## BEGIN

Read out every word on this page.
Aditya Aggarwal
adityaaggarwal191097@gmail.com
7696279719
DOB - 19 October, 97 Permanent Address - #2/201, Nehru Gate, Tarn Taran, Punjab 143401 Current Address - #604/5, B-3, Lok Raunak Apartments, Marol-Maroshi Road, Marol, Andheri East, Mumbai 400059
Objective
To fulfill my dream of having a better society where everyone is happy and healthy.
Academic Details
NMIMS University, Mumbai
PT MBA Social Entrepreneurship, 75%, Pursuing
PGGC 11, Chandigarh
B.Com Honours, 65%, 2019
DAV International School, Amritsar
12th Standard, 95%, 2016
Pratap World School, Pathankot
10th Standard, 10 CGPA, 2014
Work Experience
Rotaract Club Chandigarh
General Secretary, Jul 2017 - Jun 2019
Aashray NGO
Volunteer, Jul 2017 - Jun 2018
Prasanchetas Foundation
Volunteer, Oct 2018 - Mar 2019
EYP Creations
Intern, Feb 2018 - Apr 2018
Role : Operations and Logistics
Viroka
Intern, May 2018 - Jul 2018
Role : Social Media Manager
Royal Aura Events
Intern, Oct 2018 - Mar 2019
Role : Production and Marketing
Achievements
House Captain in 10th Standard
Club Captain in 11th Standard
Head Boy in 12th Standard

## END

__Given task__:
Where a line of the records above holds the word "School", copy that line.

__Solution to the problem__:
DAV International School, Amritsar
Pratap World School, Pathankot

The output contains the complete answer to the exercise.